# LIST OF TASKS
1) Transcribe the part of the Apple on-device LLM article between "I wired all" and "wall actually is.", inclusive.
2) Render this sentence from the Apple on-device LLM article in Spanish: "It worked for simple things, then started hallucinating flags."

# TEXT EXCERPT
____

The 3B Wall: What Apple’s On-Device LLM Can and Can’t Do in Your Shell
Apple quietly shipped a 3B-parameter LLM on every Mac running macOS Tahoe. It sits on the Neural Engine, powers Siri and Writing Tools — and that’s it. No public API, no CLI, no way to call it from your own code outside of Xcode.
Then apfel showed up — a Swift CLI that wraps Apple’s FoundationModels framework and gives the on-device model a command-line interface. It hit the front page of Hacker News, and it got me thinking about possible applications.
macOS’s default shell, zsh, has hooks that fire before you run a command, when a command isn’t found, and after a command fails. They’ve always been there, but the options were either deterministic (Levenshtein-based “did you mean”), or an LLM that’s either too slow locally or requires a cloud roundtrip. A 3B model on the Neural Engine responding in under a second changes the tradeoff.
I wired all three hooks to the on-device model. It worked for simple things, then started hallucinating flags. So I benchmarked multiple approaches across 100 prompts to find out what actually helps, built the winning approach into a CLI called hunch, and learned something about where the 3B wall actually is.

____

# SUPPLIED ENTRIES

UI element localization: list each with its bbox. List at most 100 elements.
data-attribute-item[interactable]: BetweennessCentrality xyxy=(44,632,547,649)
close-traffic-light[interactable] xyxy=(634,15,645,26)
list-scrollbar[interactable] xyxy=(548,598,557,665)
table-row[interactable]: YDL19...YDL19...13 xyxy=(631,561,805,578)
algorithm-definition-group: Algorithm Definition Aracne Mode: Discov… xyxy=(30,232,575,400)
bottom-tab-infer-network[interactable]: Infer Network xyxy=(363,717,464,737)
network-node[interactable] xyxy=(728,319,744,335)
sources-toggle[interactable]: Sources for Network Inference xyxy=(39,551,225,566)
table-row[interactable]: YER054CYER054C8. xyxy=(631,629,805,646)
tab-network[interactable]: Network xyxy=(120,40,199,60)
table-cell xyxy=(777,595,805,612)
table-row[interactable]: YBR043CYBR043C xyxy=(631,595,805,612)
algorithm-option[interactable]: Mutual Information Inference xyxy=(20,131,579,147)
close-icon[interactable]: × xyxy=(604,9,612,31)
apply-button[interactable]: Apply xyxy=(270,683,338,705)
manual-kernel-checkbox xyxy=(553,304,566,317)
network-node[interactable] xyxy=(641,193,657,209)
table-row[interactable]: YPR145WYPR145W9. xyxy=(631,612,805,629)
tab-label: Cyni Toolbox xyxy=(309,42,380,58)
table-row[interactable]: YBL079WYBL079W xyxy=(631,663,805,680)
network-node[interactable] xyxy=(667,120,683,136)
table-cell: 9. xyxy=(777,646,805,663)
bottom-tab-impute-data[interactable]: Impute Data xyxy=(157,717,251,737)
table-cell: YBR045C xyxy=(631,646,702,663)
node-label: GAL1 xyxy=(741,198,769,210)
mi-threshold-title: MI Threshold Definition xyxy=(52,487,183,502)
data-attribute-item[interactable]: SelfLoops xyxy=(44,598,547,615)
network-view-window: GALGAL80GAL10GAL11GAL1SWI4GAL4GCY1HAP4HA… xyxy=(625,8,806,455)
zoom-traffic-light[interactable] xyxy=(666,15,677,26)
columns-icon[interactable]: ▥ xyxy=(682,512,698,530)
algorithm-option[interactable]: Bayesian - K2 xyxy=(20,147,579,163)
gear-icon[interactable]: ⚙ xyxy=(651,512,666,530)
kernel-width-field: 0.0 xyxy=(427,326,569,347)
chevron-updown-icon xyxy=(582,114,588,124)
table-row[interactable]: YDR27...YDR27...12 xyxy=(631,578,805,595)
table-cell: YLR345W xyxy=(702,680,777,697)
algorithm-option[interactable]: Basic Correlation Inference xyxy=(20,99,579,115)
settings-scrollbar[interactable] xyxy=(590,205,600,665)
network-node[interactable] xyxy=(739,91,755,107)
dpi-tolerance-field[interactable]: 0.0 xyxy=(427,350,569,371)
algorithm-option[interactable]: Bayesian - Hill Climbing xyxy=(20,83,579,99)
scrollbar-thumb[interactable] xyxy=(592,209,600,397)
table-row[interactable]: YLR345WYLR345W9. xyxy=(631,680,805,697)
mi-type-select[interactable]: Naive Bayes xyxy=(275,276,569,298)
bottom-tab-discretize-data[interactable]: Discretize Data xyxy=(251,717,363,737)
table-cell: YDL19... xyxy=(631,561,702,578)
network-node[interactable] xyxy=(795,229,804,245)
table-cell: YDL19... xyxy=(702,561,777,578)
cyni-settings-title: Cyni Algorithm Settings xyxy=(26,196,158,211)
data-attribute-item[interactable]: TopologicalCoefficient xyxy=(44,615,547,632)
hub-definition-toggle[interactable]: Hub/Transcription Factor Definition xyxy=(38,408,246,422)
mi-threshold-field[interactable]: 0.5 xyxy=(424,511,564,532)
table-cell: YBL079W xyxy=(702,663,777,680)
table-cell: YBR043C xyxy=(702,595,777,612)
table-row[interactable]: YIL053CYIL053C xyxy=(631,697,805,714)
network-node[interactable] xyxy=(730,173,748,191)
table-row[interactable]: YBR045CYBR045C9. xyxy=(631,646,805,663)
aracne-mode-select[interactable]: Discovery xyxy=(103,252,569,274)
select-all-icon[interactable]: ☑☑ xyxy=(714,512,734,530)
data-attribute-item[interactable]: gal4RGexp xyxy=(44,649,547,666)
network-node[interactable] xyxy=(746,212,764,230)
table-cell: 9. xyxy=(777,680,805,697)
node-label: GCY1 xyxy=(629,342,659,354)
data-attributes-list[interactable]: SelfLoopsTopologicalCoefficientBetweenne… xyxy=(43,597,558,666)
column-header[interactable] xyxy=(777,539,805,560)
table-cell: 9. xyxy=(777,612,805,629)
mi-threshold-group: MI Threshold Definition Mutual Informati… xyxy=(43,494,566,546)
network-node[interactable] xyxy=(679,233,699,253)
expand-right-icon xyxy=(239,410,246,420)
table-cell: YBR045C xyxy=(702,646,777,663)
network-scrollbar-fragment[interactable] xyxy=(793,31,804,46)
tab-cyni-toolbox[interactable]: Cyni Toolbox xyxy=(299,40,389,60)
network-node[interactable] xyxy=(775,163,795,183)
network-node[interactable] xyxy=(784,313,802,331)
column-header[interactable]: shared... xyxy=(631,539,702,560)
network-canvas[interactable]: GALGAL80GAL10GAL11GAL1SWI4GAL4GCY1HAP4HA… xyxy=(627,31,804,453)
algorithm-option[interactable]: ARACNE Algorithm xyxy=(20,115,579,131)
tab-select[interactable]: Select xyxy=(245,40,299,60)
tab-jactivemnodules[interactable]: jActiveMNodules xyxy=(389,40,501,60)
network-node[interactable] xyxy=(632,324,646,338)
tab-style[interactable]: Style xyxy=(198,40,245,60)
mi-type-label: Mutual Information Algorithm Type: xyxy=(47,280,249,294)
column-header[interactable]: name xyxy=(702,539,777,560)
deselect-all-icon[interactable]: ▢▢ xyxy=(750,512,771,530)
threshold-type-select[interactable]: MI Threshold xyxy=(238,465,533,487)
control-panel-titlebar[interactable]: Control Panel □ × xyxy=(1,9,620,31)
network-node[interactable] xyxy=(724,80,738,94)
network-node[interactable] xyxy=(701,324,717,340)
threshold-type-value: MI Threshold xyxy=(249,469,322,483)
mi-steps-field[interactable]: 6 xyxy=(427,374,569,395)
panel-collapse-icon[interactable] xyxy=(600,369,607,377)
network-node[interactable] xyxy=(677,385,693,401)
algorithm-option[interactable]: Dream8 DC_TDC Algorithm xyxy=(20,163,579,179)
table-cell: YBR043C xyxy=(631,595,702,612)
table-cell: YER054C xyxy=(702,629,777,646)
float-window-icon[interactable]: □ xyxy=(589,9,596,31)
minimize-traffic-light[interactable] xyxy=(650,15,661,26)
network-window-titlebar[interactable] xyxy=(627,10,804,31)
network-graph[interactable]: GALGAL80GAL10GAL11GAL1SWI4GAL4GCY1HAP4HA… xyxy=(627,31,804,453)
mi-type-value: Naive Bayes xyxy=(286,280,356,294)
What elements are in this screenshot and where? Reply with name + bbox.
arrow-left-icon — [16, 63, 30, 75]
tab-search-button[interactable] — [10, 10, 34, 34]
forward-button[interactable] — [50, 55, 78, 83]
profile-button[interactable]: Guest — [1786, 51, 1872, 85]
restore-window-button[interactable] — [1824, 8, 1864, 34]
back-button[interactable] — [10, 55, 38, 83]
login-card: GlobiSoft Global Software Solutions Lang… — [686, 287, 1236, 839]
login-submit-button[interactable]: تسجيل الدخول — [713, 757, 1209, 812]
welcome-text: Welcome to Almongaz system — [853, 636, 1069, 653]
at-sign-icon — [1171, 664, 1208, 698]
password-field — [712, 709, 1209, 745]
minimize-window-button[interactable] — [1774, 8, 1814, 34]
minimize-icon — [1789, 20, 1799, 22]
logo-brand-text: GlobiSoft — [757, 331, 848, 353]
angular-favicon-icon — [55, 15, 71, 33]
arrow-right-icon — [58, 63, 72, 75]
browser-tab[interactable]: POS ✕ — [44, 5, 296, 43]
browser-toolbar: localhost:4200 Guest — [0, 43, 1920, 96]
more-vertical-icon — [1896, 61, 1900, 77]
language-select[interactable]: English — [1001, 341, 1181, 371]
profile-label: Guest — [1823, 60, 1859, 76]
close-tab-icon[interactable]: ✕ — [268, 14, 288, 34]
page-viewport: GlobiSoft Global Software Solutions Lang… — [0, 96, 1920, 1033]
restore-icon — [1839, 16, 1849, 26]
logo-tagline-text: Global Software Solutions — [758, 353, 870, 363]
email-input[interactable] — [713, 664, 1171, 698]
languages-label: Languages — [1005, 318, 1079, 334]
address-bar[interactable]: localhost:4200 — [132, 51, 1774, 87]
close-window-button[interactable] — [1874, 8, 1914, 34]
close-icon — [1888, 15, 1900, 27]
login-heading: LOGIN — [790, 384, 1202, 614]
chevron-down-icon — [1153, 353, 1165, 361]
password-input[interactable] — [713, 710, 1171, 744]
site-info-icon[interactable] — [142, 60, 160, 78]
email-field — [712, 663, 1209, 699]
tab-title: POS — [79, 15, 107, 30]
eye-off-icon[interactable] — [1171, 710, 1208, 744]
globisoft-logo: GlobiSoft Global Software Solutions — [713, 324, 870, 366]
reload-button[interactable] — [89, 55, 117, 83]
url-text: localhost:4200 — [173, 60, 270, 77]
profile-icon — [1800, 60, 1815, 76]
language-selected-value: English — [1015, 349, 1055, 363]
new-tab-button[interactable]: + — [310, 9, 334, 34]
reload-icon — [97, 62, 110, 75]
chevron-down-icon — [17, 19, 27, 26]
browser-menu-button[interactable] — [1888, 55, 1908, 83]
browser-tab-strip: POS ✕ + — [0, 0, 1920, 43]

____

# ANSWERS FOR THE EXERCISE
1)
I wired all three hooks to the on-device model. It worked for simple things, then started hallucinating flags. So I benchmarked multiple approaches across 100 prompts to find out what actually helps, built the winning approach into a CLI called hunch, and learned something about where the 3B wall actually is.

2) Funcionó para cosas sencillas, y luego empezó a alucinar flags.